(Goal of the exercise)
Return each line of the listing that contains the string "JSON".

(Entries with figure data)

++++++++++++++++++++

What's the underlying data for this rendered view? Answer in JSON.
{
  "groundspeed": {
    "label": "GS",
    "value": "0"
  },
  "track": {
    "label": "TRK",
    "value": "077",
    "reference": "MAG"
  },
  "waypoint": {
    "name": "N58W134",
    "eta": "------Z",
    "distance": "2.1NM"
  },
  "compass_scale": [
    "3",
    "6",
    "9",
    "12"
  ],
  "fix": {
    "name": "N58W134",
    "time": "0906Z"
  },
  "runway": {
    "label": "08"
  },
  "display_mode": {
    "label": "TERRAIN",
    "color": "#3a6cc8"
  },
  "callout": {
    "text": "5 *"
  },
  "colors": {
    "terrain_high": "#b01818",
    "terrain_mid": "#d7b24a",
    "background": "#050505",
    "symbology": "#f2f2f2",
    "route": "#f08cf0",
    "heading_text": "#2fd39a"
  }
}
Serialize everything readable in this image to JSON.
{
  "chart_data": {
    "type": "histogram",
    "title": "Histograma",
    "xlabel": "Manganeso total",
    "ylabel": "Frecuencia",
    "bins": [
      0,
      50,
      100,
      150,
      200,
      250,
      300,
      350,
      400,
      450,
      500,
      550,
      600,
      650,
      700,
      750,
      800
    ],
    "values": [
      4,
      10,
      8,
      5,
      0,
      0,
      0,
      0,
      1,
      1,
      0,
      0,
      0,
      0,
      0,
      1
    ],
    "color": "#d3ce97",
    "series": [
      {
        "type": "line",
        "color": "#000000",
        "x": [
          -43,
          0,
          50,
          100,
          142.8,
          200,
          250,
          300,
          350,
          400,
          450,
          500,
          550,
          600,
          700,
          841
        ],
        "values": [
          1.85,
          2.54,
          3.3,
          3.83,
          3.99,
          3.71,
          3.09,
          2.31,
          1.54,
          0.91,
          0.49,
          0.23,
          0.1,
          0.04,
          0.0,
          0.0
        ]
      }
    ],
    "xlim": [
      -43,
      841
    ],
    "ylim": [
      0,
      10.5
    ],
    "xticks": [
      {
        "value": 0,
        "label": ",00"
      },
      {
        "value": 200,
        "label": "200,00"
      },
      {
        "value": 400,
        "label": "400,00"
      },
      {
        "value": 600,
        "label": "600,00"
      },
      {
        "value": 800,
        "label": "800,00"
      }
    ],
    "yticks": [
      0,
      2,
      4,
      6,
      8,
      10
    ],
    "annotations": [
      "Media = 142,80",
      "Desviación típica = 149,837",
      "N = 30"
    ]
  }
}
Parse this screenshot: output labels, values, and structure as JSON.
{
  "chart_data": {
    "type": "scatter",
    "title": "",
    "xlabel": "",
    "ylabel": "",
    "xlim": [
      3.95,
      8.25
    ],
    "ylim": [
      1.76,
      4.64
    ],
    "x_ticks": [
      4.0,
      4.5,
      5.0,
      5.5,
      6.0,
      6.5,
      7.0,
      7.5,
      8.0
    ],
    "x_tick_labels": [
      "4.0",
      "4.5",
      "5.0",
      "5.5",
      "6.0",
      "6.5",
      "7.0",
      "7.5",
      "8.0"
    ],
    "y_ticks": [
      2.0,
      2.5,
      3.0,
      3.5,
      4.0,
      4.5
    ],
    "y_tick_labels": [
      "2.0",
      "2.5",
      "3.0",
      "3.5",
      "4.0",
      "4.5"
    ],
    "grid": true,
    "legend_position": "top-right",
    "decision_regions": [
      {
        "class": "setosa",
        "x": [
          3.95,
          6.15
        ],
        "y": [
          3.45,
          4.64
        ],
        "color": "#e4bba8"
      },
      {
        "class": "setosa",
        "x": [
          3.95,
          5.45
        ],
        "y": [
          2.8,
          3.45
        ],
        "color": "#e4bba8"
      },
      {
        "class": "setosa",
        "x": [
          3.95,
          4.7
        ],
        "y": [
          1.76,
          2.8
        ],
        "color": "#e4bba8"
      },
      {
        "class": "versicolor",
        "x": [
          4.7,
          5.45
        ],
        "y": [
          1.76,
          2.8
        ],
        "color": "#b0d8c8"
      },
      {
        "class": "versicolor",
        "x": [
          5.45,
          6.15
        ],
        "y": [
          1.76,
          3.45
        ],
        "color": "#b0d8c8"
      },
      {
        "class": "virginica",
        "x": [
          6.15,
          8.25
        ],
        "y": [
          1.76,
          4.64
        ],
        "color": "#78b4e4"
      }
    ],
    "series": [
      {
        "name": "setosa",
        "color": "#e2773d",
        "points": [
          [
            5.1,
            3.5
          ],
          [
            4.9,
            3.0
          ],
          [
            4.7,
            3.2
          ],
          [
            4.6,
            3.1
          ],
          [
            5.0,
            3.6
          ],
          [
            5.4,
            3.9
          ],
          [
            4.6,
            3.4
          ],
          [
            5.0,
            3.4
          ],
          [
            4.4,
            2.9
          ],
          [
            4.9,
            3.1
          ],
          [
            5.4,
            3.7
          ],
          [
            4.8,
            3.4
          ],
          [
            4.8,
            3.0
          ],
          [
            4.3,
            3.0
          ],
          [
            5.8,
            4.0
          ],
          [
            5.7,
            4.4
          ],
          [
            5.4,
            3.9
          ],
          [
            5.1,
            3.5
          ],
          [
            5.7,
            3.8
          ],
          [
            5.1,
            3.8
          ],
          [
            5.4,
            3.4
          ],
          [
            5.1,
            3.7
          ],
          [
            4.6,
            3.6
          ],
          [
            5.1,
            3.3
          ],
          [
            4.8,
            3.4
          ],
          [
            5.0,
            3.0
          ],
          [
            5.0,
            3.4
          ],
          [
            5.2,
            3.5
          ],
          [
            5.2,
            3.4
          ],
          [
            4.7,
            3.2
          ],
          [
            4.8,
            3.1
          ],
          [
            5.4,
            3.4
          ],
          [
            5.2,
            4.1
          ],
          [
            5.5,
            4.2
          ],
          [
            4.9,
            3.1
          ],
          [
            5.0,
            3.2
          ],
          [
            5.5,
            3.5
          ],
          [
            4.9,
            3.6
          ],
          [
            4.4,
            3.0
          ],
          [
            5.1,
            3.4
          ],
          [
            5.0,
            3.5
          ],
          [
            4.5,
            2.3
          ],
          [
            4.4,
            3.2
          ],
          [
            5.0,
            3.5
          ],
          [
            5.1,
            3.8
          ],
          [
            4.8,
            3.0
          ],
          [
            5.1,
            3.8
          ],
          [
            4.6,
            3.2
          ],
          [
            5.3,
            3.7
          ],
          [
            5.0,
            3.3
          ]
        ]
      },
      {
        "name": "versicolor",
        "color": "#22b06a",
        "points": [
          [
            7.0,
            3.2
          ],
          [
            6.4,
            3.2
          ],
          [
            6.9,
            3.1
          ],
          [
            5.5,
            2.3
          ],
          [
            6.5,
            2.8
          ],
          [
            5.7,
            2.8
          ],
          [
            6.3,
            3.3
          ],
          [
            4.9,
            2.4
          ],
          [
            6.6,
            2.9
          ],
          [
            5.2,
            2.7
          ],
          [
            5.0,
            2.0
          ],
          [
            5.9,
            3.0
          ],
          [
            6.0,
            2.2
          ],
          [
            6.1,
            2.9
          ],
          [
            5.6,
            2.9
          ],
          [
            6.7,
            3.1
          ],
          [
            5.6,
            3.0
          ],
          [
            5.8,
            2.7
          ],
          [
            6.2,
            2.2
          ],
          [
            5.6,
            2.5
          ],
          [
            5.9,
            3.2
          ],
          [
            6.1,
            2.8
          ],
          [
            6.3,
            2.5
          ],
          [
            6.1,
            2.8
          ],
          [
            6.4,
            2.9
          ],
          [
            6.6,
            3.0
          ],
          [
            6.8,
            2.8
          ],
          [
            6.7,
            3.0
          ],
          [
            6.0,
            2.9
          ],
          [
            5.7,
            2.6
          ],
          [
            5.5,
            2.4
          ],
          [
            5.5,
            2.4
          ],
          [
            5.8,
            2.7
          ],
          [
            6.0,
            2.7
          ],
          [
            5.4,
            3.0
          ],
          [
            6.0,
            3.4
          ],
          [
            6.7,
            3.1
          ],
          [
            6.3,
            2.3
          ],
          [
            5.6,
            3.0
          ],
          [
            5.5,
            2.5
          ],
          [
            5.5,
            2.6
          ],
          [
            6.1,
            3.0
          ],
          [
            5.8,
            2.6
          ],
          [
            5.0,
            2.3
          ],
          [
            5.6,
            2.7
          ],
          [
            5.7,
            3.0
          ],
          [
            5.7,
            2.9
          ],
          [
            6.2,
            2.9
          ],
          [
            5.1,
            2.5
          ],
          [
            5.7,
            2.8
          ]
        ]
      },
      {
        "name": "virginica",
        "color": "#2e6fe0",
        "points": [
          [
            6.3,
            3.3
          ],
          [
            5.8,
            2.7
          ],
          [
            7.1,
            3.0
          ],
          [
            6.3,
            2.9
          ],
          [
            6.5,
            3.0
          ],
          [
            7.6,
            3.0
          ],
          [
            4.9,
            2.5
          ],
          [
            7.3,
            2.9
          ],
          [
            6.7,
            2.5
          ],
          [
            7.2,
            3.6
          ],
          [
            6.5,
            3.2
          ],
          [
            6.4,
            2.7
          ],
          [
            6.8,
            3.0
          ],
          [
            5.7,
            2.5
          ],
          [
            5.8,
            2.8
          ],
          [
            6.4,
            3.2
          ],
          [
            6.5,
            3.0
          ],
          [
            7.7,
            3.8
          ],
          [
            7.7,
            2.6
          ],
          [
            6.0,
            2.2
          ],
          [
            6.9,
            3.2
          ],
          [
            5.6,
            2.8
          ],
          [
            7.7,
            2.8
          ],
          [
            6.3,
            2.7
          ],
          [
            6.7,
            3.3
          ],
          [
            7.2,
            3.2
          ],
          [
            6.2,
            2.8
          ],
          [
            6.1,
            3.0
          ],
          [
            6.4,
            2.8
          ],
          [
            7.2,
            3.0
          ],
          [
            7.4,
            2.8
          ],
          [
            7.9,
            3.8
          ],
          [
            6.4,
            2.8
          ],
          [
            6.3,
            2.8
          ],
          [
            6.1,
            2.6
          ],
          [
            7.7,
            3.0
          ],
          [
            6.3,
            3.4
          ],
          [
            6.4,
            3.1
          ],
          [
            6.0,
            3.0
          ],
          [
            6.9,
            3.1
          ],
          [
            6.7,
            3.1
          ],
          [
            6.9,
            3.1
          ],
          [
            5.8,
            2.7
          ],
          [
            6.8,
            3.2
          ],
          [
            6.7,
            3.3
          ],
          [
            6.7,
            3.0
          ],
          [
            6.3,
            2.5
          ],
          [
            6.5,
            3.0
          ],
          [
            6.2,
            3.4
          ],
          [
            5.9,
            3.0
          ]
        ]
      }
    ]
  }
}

++++++++++++++++++++

(Finished answer)
What's the underlying data for this rendered view? Answer in JSON.
Serialize everything readable in this image to JSON.
Parse this screenshot: output labels, values, and structure as JSON.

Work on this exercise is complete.